Supplied records:
:::

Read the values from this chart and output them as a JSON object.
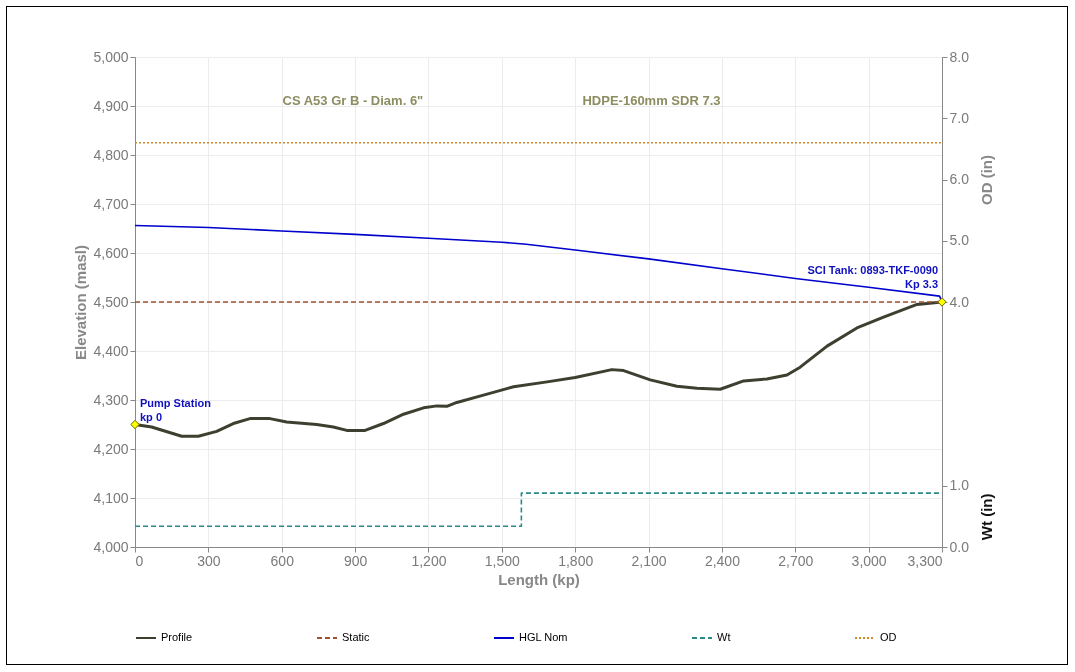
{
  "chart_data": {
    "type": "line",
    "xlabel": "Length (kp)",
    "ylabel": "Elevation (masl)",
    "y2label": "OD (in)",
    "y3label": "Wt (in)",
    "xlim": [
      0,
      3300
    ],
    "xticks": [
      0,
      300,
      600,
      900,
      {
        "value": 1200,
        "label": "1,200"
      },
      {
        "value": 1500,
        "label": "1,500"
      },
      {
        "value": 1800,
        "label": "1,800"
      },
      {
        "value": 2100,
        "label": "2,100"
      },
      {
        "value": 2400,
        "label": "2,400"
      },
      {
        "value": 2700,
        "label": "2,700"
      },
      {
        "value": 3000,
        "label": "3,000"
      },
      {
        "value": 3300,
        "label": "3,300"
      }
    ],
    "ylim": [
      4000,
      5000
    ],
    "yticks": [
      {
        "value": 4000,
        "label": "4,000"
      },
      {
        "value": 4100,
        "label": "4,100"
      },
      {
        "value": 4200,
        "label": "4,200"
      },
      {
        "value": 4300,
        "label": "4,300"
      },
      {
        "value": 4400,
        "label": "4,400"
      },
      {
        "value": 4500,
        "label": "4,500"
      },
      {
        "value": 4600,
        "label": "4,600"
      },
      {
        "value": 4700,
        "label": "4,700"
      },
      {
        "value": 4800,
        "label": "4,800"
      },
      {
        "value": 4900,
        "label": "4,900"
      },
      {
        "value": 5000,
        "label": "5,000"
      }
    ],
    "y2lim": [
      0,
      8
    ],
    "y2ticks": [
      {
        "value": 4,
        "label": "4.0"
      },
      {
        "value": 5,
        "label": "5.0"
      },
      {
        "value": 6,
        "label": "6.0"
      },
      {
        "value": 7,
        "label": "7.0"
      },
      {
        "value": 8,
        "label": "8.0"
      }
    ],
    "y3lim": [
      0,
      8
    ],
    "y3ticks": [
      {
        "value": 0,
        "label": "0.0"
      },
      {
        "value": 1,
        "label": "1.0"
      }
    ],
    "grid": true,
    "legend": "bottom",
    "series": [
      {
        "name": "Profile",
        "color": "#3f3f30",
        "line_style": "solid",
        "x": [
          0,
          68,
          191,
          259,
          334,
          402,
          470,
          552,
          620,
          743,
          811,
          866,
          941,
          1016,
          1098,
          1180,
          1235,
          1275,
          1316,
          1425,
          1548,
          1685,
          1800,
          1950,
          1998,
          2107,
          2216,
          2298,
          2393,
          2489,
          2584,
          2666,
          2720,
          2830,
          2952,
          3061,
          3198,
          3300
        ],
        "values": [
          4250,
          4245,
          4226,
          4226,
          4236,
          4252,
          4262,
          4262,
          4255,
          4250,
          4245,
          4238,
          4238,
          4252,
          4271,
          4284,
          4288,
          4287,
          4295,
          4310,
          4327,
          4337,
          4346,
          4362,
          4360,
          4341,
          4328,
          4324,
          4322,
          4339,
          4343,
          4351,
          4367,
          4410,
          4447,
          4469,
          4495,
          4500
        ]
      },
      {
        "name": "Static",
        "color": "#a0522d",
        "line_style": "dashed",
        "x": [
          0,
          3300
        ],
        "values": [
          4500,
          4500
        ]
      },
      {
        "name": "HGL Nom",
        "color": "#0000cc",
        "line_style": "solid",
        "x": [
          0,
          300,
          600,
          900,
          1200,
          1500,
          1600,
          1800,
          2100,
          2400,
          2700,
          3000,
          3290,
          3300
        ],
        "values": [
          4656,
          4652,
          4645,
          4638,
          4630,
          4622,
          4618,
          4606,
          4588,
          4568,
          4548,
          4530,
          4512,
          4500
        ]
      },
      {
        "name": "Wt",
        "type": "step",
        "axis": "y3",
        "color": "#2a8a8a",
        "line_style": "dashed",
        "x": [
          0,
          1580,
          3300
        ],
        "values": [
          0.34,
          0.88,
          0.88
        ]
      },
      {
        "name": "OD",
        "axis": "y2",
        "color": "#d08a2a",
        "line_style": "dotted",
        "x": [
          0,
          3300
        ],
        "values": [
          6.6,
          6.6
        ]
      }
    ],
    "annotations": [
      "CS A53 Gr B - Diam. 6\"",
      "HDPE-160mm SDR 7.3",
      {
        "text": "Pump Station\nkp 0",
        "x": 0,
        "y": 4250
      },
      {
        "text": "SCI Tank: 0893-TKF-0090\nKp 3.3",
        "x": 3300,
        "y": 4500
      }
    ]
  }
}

:::

Written request: Each entry shown above must be quoted exactly, with its pictures left out.

Solution below:
Read the values from this chart and output them as a JSON object.
{
  "chart_data": {
    "type": "line",
    "xlabel": "Length (kp)",
    "ylabel": "Elevation (masl)",
    "y2label": "OD (in)",
    "y3label": "Wt (in)",
    "xlim": [
      0,
      3300
    ],
    "xticks": [
      0,
      300,
      600,
      900,
      {
        "value": 1200,
        "label": "1,200"
      },
      {
        "value": 1500,
        "label": "1,500"
      },
      {
        "value": 1800,
        "label": "1,800"
      },
      {
        "value": 2100,
        "label": "2,100"
      },
      {
        "value": 2400,
        "label": "2,400"
      },
      {
        "value": 2700,
        "label": "2,700"
      },
      {
        "value": 3000,
        "label": "3,000"
      },
      {
        "value": 3300,
        "label": "3,300"
      }
    ],
    "ylim": [
      4000,
      5000
    ],
    "yticks": [
      {
        "value": 4000,
        "label": "4,000"
      },
      {
        "value": 4100,
        "label": "4,100"
      },
      {
        "value": 4200,
        "label": "4,200"
      },
      {
        "value": 4300,
        "label": "4,300"
      },
      {
        "value": 4400,
        "label": "4,400"
      },
      {
        "value": 4500,
        "label": "4,500"
      },
      {
        "value": 4600,
        "label": "4,600"
      },
      {
        "value": 4700,
        "label": "4,700"
      },
      {
        "value": 4800,
        "label": "4,800"
      },
      {
        "value": 4900,
        "label": "4,900"
      },
      {
        "value": 5000,
        "label": "5,000"
      }
    ],
    "y2lim": [
      0,
      8
    ],
    "y2ticks": [
      {
        "value": 4,
        "label": "4.0"
      },
      {
        "value": 5,
        "label": "5.0"
      },
      {
        "value": 6,
        "label": "6.0"
      },
      {
        "value": 7,
        "label": "7.0"
      },
      {
        "value": 8,
        "label": "8.0"
      }
    ],
    "y3lim": [
      0,
      8
    ],
    "y3ticks": [
      {
        "value": 0,
        "label": "0.0"
      },
      {
        "value": 1,
        "label": "1.0"
      }
    ],
    "grid": true,
    "legend": "bottom",
    "series": [
      {
        "name": "Profile",
        "color": "#3f3f30",
        "line_style": "solid",
        "x": [
          0,
          68,
          191,
          259,
          334,
          402,
          470,
          552,
          620,
          743,
          811,
          866,
          941,
          1016,
          1098,
          1180,
          1235,
          1275,
          1316,
          1425,
          1548,
          1685,
          1800,
          1950,
          1998,
          2107,
          2216,
          2298,
          2393,
          2489,
          2584,
          2666,
          2720,
          2830,
          2952,
          3061,
          3198,
          3300
        ],
        "values": [
          4250,
          4245,
          4226,
          4226,
          4236,
          4252,
          4262,
          4262,
          4255,
          4250,
          4245,
          4238,
          4238,
          4252,
          4271,
          4284,
          4288,
          4287,
          4295,
          4310,
          4327,
          4337,
          4346,
          4362,
          4360,
          4341,
          4328,
          4324,
          4322,
          4339,
          4343,
          4351,
          4367,
          4410,
          4447,
          4469,
          4495,
          4500
        ]
      },
      {
        "name": "Static",
        "color": "#a0522d",
        "line_style": "dashed",
        "x": [
          0,
          3300
        ],
        "values": [
          4500,
          4500
        ]
      },
      {
        "name": "HGL Nom",
        "color": "#0000cc",
        "line_style": "solid",
        "x": [
          0,
          300,
          600,
          900,
          1200,
          1500,
          1600,
          1800,
          2100,
          2400,
          2700,
          3000,
          3290,
          3300
        ],
        "values": [
          4656,
          4652,
          4645,
          4638,
          4630,
          4622,
          4618,
          4606,
          4588,
          4568,
          4548,
          4530,
          4512,
          4500
        ]
      },
      {
        "name": "Wt",
        "type": "step",
        "axis": "y3",
        "color": "#2a8a8a",
        "line_style": "dashed",
        "x": [
          0,
          1580,
          3300
        ],
        "values": [
          0.34,
          0.88,
          0.88
        ]
      },
      {
        "name": "OD",
        "axis": "y2",
        "color": "#d08a2a",
        "line_style": "dotted",
        "x": [
          0,
          3300
        ],
        "values": [
          6.6,
          6.6
        ]
      }
    ],
    "annotations": [
      "CS A53 Gr B - Diam. 6\"",
      "HDPE-160mm SDR 7.3",
      {
        "text": "Pump Station\nkp 0",
        "x": 0,
        "y": 4250
      },
      {
        "text": "SCI Tank: 0893-TKF-0090\nKp 3.3",
        "x": 3300,
        "y": 4500
      }
    ]
  }
}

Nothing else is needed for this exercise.